--- THE REQUEST ---
Reproduce all entries precisely, down to the last character.

--- DATA FOR THE TASK ---
□ □ □ □

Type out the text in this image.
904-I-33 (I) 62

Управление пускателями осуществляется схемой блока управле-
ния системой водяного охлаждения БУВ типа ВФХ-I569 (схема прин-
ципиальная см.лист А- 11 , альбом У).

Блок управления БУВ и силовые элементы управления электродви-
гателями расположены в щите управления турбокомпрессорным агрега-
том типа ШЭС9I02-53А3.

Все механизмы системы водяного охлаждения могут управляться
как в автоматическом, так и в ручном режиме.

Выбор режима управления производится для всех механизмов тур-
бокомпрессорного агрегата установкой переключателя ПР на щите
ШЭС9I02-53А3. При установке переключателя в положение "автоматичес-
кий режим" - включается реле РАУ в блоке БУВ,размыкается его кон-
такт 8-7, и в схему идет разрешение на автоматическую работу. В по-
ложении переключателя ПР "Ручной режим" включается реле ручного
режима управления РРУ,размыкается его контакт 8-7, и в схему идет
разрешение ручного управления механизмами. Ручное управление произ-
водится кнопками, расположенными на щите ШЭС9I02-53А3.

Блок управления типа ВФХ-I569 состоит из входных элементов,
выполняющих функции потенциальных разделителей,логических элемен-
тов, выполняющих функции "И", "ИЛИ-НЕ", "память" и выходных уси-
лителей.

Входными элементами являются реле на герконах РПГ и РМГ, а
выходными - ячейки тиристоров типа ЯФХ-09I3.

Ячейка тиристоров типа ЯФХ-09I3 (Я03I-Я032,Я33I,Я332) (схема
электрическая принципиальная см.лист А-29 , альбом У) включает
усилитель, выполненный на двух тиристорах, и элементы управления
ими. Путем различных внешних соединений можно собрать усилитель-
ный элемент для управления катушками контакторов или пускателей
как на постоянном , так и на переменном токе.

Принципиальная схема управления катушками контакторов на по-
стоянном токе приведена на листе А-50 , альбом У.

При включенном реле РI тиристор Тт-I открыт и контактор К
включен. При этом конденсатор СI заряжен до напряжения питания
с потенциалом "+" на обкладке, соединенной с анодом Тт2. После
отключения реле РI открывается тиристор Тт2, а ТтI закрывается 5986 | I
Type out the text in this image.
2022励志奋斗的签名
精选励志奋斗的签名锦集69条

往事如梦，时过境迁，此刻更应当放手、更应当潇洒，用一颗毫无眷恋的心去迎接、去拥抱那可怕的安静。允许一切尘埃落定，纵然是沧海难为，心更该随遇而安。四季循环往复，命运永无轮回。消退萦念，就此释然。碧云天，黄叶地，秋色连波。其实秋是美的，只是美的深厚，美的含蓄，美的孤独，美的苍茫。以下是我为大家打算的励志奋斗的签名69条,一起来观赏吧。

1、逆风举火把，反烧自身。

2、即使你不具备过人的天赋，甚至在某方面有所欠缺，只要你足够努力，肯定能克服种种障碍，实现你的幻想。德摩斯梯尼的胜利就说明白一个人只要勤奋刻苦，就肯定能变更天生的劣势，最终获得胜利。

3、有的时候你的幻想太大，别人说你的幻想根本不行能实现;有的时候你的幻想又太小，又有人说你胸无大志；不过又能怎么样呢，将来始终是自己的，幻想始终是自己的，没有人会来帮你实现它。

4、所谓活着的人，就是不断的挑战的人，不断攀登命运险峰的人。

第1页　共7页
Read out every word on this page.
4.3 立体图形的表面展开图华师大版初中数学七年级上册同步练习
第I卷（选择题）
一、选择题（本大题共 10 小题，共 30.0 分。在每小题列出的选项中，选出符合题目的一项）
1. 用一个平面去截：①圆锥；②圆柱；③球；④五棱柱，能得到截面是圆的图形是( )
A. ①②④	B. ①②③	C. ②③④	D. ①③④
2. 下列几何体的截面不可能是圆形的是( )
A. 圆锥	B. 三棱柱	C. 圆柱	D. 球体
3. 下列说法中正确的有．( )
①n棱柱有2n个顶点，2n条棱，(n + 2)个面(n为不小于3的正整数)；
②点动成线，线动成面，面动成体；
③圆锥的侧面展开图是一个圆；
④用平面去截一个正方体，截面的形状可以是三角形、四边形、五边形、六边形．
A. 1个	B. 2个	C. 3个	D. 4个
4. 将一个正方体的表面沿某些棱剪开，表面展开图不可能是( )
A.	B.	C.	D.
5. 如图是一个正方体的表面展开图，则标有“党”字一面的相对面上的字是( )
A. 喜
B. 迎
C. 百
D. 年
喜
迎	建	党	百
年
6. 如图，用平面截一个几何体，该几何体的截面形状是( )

□ □ □ □

--- SOLUTION TO THE PROBLEM ---
Type out the text in this image.
904-I-33 (I) 62

Управление пускателями осуществляется схемой блока управле-
ния системой водяного охлаждения БУВ типа ВФХ-I569 (схема прин-
ципиальная см.лист А- 11 , альбом У).

Блок управления БУВ и силовые элементы управления электродви-
гателями расположены в щите управления турбокомпрессорным агрега-
том типа ШЭС9I02-53А3.

Все механизмы системы водяного охлаждения могут управляться
как в автоматическом, так и в ручном режиме.

Выбор режима управления производится для всех механизмов тур-
бокомпрессорного агрегата установкой переключателя ПР на щите
ШЭС9I02-53А3. При установке переключателя в положение "автоматичес-
кий режим" - включается реле РАУ в блоке БУВ,размыкается его кон-
такт 8-7, и в схему идет разрешение на автоматическую работу. В по-
ложении переключателя ПР "Ручной режим" включается реле ручного
режима управления РРУ,размыкается его контакт 8-7, и в схему идет
разрешение ручного управления механизмами. Ручное управление произ-
водится кнопками, расположенными на щите ШЭС9I02-53А3.

Блок управления типа ВФХ-I569 состоит из входных элементов,
выполняющих функции потенциальных разделителей,логических элемен-
тов, выполняющих функции "И", "ИЛИ-НЕ", "память" и выходных уси-
лителей.

Входными элементами являются реле на герконах РПГ и РМГ, а
выходными - ячейки тиристоров типа ЯФХ-09I3.

Ячейка тиристоров типа ЯФХ-09I3 (Я03I-Я032,Я33I,Я332) (схема
электрическая принципиальная см.лист А-29 , альбом У) включает
усилитель, выполненный на двух тиристорах, и элементы управления
ими. Путем различных внешних соединений можно собрать усилитель-
ный элемент для управления катушками контакторов или пускателей
как на постоянном , так и на переменном токе.

Принципиальная схема управления катушками контакторов на по-
стоянном токе приведена на листе А-50 , альбом У.

При включенном реле РI тиристор Тт-I открыт и контактор К
включен. При этом конденсатор СI заряжен до напряжения питания
с потенциалом "+" на обкладке, соединенной с анодом Тт2. После
отключения реле РI открывается тиристор Тт2, а ТтI закрывается 5986 | I
Type out the text in this image.
2022励志奋斗的签名
精选励志奋斗的签名锦集69条

往事如梦，时过境迁，此刻更应当放手、更应当潇洒，用一颗毫无眷恋的心去迎接、去拥抱那可怕的安静。允许一切尘埃落定，纵然是沧海难为，心更该随遇而安。四季循环往复，命运永无轮回。消退萦念，就此释然。碧云天，黄叶地，秋色连波。其实秋是美的，只是美的深厚，美的含蓄，美的孤独，美的苍茫。以下是我为大家打算的励志奋斗的签名69条,一起来观赏吧。

1、逆风举火把，反烧自身。

2、即使你不具备过人的天赋，甚至在某方面有所欠缺，只要你足够努力，肯定能克服种种障碍，实现你的幻想。德摩斯梯尼的胜利就说明白一个人只要勤奋刻苦，就肯定能变更天生的劣势，最终获得胜利。

3、有的时候你的幻想太大，别人说你的幻想根本不行能实现;有的时候你的幻想又太小，又有人说你胸无大志；不过又能怎么样呢，将来始终是自己的，幻想始终是自己的，没有人会来帮你实现它。

4、所谓活着的人，就是不断的挑战的人，不断攀登命运险峰的人。

第1页　共7页
Read out every word on this page.
4.3 立体图形的表面展开图华师大版初中数学七年级上册同步练习
第I卷（选择题）
一、选择题（本大题共 10 小题，共 30.0 分。在每小题列出的选项中，选出符合题目的一项）
1. 用一个平面去截：①圆锥；②圆柱；③球；④五棱柱，能得到截面是圆的图形是( )
A. ①②④	B. ①②③	C. ②③④	D. ①③④
2. 下列几何体的截面不可能是圆形的是( )
A. 圆锥	B. 三棱柱	C. 圆柱	D. 球体
3. 下列说法中正确的有．( )
①n棱柱有2n个顶点，2n条棱，(n + 2)个面(n为不小于3的正整数)；
②点动成线，线动成面，面动成体；
③圆锥的侧面展开图是一个圆；
④用平面去截一个正方体，截面的形状可以是三角形、四边形、五边形、六边形．
A. 1个	B. 2个	C. 3个	D. 4个
4. 将一个正方体的表面沿某些棱剪开，表面展开图不可能是( )
A.	B.	C.	D.
5. 如图是一个正方体的表面展开图，则标有“党”字一面的相对面上的字是( )
A. 喜
B. 迎
C. 百
D. 年
喜
迎	建	党	百
年
6. 如图，用平面截一个几何体，该几何体的截面形状是( )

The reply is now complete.